▶ _Written problem_
Your task is to print all of the material verbatim.

▶ _Record list_
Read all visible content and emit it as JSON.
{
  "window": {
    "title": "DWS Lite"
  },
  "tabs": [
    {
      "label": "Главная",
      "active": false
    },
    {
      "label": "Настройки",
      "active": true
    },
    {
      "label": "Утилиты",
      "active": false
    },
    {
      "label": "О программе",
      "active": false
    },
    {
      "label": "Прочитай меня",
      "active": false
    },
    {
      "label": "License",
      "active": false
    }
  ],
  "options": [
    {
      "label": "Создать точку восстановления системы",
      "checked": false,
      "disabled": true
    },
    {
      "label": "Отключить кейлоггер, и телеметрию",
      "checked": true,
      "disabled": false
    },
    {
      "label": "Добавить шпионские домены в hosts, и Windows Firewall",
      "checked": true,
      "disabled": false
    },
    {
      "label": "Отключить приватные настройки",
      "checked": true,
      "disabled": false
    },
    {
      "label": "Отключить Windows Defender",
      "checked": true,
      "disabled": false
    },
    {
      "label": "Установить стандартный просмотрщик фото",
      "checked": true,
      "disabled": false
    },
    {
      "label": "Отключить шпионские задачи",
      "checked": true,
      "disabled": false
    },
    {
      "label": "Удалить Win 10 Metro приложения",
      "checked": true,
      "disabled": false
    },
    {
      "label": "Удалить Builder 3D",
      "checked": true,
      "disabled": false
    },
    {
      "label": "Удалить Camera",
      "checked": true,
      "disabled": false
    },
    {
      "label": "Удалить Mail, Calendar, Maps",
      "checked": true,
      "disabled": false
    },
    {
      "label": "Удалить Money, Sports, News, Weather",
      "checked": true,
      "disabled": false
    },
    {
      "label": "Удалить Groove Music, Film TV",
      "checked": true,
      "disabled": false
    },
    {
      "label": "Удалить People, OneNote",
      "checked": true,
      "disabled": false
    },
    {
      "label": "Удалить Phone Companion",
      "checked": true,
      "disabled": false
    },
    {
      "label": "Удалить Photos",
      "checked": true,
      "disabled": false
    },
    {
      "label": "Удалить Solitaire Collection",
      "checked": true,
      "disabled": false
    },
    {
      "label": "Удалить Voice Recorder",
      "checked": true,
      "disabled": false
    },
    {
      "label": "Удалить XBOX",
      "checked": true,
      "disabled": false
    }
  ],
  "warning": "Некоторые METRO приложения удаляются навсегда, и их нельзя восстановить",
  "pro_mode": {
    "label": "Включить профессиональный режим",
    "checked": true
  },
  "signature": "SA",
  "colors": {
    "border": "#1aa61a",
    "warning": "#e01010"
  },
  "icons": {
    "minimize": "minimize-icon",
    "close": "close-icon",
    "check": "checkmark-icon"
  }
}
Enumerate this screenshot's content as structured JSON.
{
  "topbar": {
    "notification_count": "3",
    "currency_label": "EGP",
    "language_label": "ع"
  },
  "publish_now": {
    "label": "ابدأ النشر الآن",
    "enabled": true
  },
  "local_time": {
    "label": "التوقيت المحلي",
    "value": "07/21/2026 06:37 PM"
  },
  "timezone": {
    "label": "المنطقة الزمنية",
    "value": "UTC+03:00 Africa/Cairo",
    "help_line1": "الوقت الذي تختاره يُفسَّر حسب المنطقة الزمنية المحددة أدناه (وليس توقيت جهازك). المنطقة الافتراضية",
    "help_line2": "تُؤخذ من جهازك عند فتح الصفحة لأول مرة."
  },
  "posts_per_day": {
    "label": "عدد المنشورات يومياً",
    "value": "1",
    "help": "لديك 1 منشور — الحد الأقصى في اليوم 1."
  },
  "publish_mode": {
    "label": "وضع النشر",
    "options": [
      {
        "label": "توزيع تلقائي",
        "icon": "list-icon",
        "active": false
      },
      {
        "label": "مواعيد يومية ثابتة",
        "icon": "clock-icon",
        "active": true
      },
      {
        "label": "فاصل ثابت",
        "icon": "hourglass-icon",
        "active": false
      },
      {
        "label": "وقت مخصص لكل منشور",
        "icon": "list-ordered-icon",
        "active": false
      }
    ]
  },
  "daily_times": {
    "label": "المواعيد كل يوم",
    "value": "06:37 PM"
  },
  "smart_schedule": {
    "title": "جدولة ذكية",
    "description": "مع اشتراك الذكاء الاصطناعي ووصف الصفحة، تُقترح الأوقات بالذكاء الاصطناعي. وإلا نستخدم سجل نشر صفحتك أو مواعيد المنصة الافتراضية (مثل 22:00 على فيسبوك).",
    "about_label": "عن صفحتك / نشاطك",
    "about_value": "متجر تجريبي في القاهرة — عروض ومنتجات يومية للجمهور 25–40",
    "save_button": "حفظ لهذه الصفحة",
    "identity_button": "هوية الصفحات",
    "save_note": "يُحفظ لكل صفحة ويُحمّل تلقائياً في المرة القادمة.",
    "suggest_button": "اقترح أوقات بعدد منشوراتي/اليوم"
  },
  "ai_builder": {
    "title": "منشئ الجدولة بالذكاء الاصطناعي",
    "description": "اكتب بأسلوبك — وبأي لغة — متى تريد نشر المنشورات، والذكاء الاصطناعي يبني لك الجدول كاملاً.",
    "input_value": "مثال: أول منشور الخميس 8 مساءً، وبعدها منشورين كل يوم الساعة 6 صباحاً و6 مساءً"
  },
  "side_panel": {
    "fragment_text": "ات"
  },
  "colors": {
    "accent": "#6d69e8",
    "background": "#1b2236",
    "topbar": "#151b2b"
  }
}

▶ _Full response_
Read all visible content and emit it as JSON.
{
  "window": {
    "title": "DWS Lite"
  },
  "tabs": [
    {
      "label": "Главная",
      "active": false
    },
    {
      "label": "Настройки",
      "active": true
    },
    {
      "label": "Утилиты",
      "active": false
    },
    {
      "label": "О программе",
      "active": false
    },
    {
      "label": "Прочитай меня",
      "active": false
    },
    {
      "label": "License",
      "active": false
    }
  ],
  "options": [
    {
      "label": "Создать точку восстановления системы",
      "checked": false,
      "disabled": true
    },
    {
      "label": "Отключить кейлоггер, и телеметрию",
      "checked": true,
      "disabled": false
    },
    {
      "label": "Добавить шпионские домены в hosts, и Windows Firewall",
      "checked": true,
      "disabled": false
    },
    {
      "label": "Отключить приватные настройки",
      "checked": true,
      "disabled": false
    },
    {
      "label": "Отключить Windows Defender",
      "checked": true,
      "disabled": false
    },
    {
      "label": "Установить стандартный просмотрщик фото",
      "checked": true,
      "disabled": false
    },
    {
      "label": "Отключить шпионские задачи",
      "checked": true,
      "disabled": false
    },
    {
      "label": "Удалить Win 10 Metro приложения",
      "checked": true,
      "disabled": false
    },
    {
      "label": "Удалить Builder 3D",
      "checked": true,
      "disabled": false
    },
    {
      "label": "Удалить Camera",
      "checked": true,
      "disabled": false
    },
    {
      "label": "Удалить Mail, Calendar, Maps",
      "checked": true,
      "disabled": false
    },
    {
      "label": "Удалить Money, Sports, News, Weather",
      "checked": true,
      "disabled": false
    },
    {
      "label": "Удалить Groove Music, Film TV",
      "checked": true,
      "disabled": false
    },
    {
      "label": "Удалить People, OneNote",
      "checked": true,
      "disabled": false
    },
    {
      "label": "Удалить Phone Companion",
      "checked": true,
      "disabled": false
    },
    {
      "label": "Удалить Photos",
      "checked": true,
      "disabled": false
    },
    {
      "label": "Удалить Solitaire Collection",
      "checked": true,
      "disabled": false
    },
    {
      "label": "Удалить Voice Recorder",
      "checked": true,
      "disabled": false
    },
    {
      "label": "Удалить XBOX",
      "checked": true,
      "disabled": false
    }
  ],
  "warning": "Некоторые METRO приложения удаляются навсегда, и их нельзя восстановить",
  "pro_mode": {
    "label": "Включить профессиональный режим",
    "checked": true
  },
  "signature": "SA",
  "colors": {
    "border": "#1aa61a",
    "warning": "#e01010"
  },
  "icons": {
    "minimize": "minimize-icon",
    "close": "close-icon",
    "check": "checkmark-icon"
  }
}
Enumerate this screenshot's content as structured JSON.
{
  "topbar": {
    "notification_count": "3",
    "currency_label": "EGP",
    "language_label": "ع"
  },
  "publish_now": {
    "label": "ابدأ النشر الآن",
    "enabled": true
  },
  "local_time": {
    "label": "التوقيت المحلي",
    "value": "07/21/2026 06:37 PM"
  },
  "timezone": {
    "label": "المنطقة الزمنية",
    "value": "UTC+03:00 Africa/Cairo",
    "help_line1": "الوقت الذي تختاره يُفسَّر حسب المنطقة الزمنية المحددة أدناه (وليس توقيت جهازك). المنطقة الافتراضية",
    "help_line2": "تُؤخذ من جهازك عند فتح الصفحة لأول مرة."
  },
  "posts_per_day": {
    "label": "عدد المنشورات يومياً",
    "value": "1",
    "help": "لديك 1 منشور — الحد الأقصى في اليوم 1."
  },
  "publish_mode": {
    "label": "وضع النشر",
    "options": [
      {
        "label": "توزيع تلقائي",
        "icon": "list-icon",
        "active": false
      },
      {
        "label": "مواعيد يومية ثابتة",
        "icon": "clock-icon",
        "active": true
      },
      {
        "label": "فاصل ثابت",
        "icon": "hourglass-icon",
        "active": false
      },
      {
        "label": "وقت مخصص لكل منشور",
        "icon": "list-ordered-icon",
        "active": false
      }
    ]
  },
  "daily_times": {
    "label": "المواعيد كل يوم",
    "value": "06:37 PM"
  },
  "smart_schedule": {
    "title": "جدولة ذكية",
    "description": "مع اشتراك الذكاء الاصطناعي ووصف الصفحة، تُقترح الأوقات بالذكاء الاصطناعي. وإلا نستخدم سجل نشر صفحتك أو مواعيد المنصة الافتراضية (مثل 22:00 على فيسبوك).",
    "about_label": "عن صفحتك / نشاطك",
    "about_value": "متجر تجريبي في القاهرة — عروض ومنتجات يومية للجمهور 25–40",
    "save_button": "حفظ لهذه الصفحة",
    "identity_button": "هوية الصفحات",
    "save_note": "يُحفظ لكل صفحة ويُحمّل تلقائياً في المرة القادمة.",
    "suggest_button": "اقترح أوقات بعدد منشوراتي/اليوم"
  },
  "ai_builder": {
    "title": "منشئ الجدولة بالذكاء الاصطناعي",
    "description": "اكتب بأسلوبك — وبأي لغة — متى تريد نشر المنشورات، والذكاء الاصطناعي يبني لك الجدول كاملاً.",
    "input_value": "مثال: أول منشور الخميس 8 مساءً، وبعدها منشورين كل يوم الساعة 6 صباحاً و6 مساءً"
  },
  "side_panel": {
    "fragment_text": "ات"
  },
  "colors": {
    "accent": "#6d69e8",
    "background": "#1b2236",
    "topbar": "#151b2b"
  }
}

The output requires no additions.